Extract all lines that hold "Selects" from the records below.

▸ **Extracted data entries**:
>>>>

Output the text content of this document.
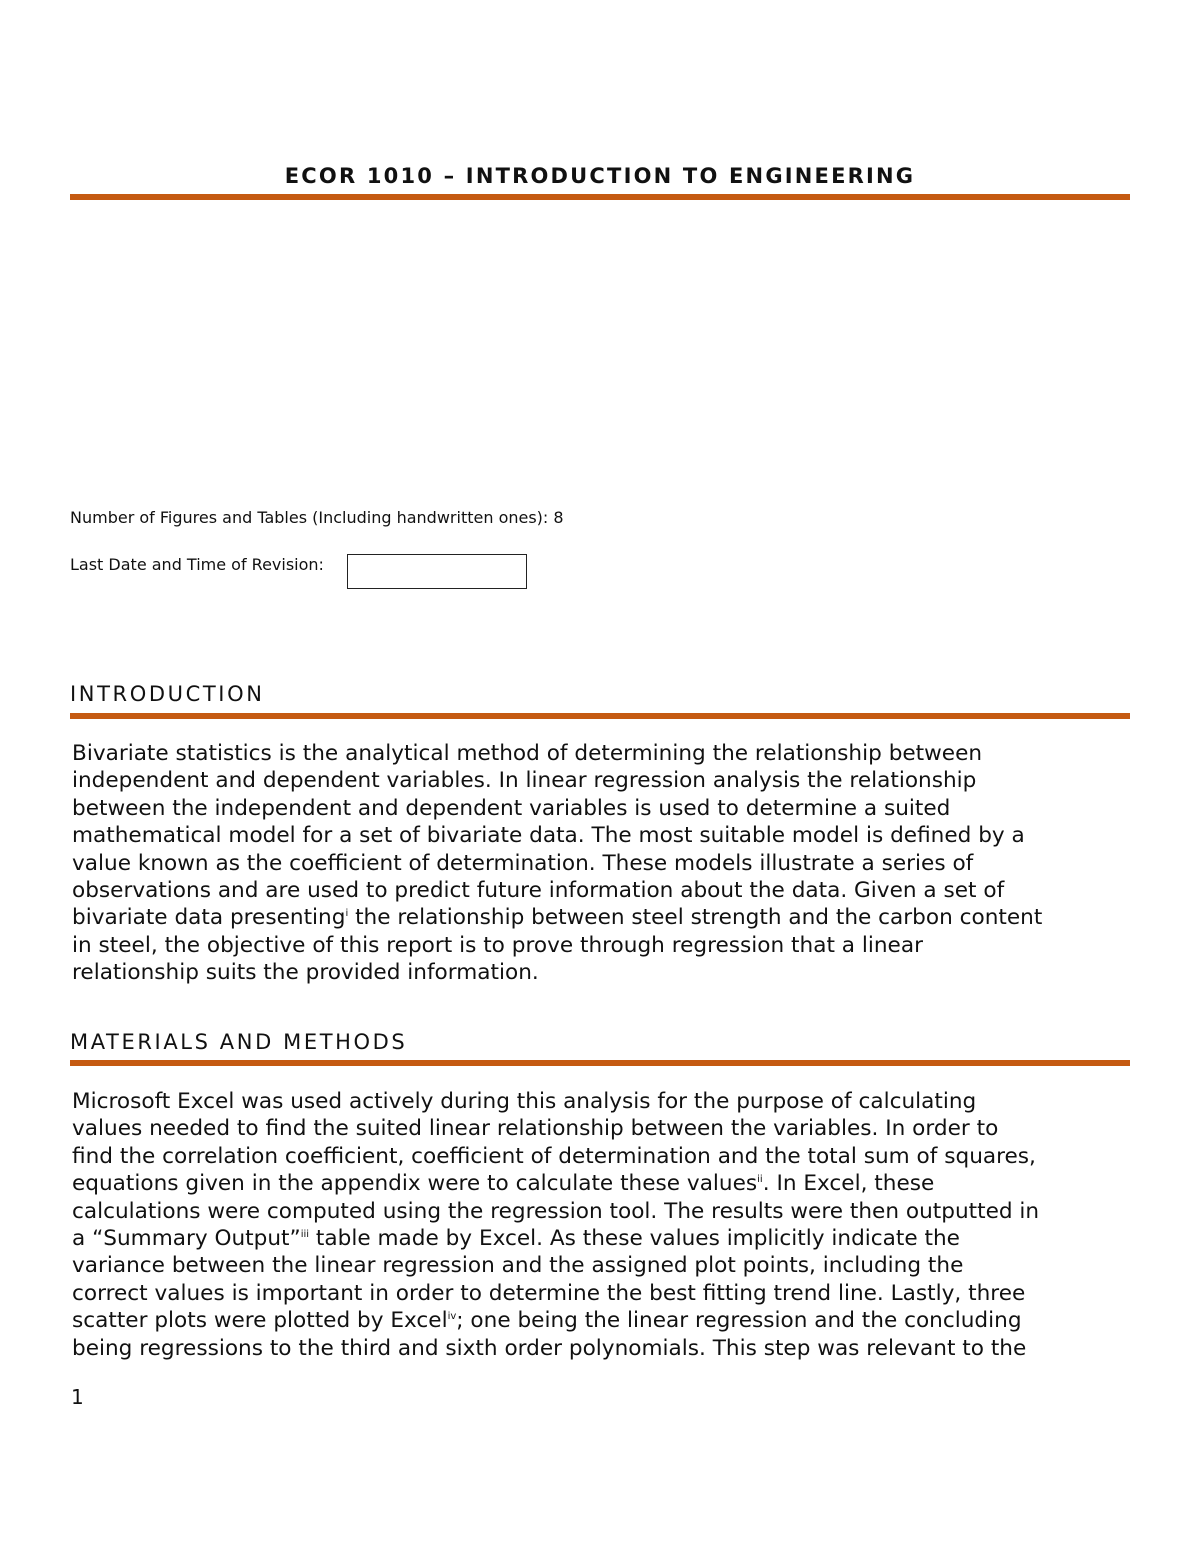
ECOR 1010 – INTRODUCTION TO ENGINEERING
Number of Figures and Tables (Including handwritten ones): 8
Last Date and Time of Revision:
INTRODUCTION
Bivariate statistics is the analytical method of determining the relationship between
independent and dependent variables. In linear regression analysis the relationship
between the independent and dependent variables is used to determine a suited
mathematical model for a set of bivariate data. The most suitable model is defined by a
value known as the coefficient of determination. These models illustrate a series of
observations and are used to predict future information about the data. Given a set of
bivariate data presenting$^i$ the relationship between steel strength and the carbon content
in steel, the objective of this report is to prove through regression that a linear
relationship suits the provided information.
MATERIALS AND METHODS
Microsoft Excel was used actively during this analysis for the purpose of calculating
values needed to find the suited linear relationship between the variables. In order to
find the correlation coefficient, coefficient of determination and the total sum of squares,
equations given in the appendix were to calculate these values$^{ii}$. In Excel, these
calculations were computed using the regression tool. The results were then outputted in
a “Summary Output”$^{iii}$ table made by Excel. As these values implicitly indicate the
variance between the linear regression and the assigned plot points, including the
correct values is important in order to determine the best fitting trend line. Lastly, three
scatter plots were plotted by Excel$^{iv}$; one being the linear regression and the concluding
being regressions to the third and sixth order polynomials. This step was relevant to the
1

<<<<
>>>>

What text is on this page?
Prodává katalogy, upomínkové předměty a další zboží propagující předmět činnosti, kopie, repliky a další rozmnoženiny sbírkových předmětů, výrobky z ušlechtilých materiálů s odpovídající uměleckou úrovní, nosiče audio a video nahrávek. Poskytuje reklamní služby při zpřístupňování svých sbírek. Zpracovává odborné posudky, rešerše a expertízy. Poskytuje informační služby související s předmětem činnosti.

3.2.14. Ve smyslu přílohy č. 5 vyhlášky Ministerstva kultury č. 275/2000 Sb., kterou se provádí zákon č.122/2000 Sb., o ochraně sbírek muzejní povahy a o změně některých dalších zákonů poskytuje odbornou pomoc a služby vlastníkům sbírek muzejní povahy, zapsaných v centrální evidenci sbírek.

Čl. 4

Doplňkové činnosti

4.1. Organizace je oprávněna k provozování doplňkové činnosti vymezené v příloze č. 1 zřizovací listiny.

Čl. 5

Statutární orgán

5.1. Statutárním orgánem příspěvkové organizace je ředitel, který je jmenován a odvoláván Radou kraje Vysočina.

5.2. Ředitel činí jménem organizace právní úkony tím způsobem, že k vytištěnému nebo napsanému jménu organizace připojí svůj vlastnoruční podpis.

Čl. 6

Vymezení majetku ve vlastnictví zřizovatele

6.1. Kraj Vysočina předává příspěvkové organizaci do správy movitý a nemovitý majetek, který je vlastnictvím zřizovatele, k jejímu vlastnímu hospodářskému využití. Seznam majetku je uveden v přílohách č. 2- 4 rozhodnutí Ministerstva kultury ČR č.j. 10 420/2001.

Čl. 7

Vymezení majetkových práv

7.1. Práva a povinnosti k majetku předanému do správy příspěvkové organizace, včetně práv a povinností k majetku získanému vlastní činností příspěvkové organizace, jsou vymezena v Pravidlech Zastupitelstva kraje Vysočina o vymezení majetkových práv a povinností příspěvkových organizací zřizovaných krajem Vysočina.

<<<<
>>>>

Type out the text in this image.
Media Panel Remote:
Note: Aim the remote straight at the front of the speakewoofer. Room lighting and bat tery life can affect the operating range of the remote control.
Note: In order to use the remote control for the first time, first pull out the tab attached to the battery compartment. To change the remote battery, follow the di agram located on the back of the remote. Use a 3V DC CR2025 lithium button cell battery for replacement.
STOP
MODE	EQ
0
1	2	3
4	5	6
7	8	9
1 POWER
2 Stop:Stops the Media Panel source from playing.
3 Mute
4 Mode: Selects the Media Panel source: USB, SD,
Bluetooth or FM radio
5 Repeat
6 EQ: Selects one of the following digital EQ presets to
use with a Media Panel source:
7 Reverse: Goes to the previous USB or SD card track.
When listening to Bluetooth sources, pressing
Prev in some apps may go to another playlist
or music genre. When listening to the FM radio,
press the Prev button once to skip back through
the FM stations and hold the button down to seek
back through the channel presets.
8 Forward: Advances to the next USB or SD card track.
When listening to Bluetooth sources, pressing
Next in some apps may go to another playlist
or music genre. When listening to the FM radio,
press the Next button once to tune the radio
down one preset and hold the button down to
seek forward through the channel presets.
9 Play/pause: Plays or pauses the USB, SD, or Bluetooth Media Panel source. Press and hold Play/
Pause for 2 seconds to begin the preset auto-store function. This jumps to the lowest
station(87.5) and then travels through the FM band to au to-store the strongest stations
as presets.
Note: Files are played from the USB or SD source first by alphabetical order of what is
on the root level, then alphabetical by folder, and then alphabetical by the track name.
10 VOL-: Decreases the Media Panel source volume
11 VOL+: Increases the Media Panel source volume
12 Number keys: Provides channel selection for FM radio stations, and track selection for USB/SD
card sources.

<<<<

▸ **Written response**:
4 Mode: Selects the Media Panel source: USB, SD,
6 EQ: Selects one of the following digital EQ presets to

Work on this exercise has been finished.